═══ Dataset ═══

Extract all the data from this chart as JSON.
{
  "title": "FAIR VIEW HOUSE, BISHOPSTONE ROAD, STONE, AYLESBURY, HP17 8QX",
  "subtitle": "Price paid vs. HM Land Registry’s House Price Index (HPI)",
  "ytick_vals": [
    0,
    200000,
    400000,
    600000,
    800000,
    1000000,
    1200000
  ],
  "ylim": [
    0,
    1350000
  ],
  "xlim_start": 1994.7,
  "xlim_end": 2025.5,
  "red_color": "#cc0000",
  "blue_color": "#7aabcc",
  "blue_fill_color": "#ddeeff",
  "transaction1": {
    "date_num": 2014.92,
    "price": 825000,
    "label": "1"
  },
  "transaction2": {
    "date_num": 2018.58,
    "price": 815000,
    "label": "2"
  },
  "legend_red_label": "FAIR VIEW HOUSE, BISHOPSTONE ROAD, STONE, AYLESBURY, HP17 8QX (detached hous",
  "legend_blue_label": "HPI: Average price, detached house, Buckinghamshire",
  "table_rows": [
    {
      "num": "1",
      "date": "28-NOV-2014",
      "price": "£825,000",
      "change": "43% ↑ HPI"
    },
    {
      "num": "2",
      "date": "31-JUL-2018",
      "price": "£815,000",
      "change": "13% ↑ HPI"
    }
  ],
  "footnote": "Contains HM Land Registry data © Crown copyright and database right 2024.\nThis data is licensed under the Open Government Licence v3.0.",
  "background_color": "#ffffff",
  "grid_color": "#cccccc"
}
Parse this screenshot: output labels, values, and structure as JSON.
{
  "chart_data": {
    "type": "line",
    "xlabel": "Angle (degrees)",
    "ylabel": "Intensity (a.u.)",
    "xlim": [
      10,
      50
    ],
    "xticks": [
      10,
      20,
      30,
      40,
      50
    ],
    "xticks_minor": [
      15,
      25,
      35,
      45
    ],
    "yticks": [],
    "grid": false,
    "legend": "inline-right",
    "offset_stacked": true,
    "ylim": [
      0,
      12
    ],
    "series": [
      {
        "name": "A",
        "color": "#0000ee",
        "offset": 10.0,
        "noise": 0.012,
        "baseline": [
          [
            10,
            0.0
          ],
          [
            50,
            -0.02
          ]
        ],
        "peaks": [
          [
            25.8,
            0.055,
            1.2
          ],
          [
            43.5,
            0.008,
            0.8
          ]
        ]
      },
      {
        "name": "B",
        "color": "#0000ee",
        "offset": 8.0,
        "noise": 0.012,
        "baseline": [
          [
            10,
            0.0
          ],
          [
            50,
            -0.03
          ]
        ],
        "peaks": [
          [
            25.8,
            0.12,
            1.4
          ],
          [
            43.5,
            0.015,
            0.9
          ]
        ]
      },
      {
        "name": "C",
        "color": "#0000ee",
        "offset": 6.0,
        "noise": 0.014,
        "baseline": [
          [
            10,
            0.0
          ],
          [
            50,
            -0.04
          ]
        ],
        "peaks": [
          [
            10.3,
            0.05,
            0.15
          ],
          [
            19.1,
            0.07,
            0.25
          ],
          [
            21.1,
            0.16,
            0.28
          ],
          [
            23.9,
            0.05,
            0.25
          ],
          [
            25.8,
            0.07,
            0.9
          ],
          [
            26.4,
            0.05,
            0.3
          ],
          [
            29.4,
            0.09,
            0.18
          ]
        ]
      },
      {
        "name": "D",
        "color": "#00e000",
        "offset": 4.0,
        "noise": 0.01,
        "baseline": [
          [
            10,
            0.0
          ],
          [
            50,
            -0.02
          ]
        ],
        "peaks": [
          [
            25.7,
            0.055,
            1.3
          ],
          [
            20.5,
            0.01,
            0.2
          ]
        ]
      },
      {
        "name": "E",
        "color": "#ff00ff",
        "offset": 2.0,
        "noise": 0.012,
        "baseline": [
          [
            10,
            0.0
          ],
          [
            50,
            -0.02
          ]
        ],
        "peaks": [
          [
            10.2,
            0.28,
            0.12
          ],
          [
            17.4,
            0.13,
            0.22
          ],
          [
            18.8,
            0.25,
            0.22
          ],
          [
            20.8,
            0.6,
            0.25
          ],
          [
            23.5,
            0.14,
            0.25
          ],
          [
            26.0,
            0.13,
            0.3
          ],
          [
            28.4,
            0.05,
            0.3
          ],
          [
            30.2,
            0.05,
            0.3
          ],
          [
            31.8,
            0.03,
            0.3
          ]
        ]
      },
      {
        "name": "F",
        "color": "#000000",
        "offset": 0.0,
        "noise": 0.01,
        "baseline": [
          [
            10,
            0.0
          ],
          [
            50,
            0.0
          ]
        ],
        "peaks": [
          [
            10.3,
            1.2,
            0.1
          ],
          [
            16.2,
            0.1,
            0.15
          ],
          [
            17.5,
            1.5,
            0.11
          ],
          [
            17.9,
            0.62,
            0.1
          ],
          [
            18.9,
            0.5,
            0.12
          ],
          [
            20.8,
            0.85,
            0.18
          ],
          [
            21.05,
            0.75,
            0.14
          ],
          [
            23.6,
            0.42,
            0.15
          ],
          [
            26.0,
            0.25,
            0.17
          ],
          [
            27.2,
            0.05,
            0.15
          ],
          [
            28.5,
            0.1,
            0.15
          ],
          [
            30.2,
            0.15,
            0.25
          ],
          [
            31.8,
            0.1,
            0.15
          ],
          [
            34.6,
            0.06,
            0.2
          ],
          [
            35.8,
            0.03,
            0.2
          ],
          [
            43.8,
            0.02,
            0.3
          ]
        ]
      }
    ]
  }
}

═══

Extract lines where the string "STONE" occurs.

* Exercise answer:
  "title": "FAIR VIEW HOUSE, BISHOPSTONE ROAD, STONE, AYLESBURY, HP17 8QX",
  "legend_red_label": "FAIR VIEW HOUSE, BISHOPSTONE ROAD, STONE, AYLESBURY, HP17 8QX (detached hous",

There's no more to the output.